##### Input data #####

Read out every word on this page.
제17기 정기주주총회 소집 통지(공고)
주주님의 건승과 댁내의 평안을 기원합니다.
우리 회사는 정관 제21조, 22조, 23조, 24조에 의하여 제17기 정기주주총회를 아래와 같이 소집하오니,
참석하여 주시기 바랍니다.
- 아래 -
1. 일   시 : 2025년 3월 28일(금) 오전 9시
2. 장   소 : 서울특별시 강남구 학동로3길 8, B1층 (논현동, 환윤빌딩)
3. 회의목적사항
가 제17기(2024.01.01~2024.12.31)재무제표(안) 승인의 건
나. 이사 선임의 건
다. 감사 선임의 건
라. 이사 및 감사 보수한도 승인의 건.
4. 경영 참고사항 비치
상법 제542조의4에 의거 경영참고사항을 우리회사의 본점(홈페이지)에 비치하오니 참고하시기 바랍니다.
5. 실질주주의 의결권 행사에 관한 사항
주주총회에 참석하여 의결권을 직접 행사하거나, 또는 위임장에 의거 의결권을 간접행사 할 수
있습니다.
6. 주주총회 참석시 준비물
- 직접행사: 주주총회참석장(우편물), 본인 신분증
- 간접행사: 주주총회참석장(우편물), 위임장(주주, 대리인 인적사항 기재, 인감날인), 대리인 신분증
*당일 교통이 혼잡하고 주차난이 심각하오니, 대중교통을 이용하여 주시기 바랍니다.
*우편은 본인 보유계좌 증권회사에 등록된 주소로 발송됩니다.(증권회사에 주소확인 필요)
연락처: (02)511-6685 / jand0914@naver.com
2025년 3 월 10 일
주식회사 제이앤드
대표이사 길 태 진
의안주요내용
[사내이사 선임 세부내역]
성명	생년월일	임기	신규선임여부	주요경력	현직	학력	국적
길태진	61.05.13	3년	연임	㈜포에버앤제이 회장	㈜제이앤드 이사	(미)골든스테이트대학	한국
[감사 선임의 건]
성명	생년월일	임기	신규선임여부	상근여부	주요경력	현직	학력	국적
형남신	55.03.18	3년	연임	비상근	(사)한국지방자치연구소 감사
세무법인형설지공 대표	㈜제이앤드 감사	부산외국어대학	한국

#####

- **Goal of the exercise**:
Return every line of the preceding records in which the word "주요경력" appears.

- **Answer**:
성명	생년월일	임기	신규선임여부	주요경력	현직	학력	국적
성명	생년월일	임기	신규선임여부	상근여부	주요경력	현직	학력	국적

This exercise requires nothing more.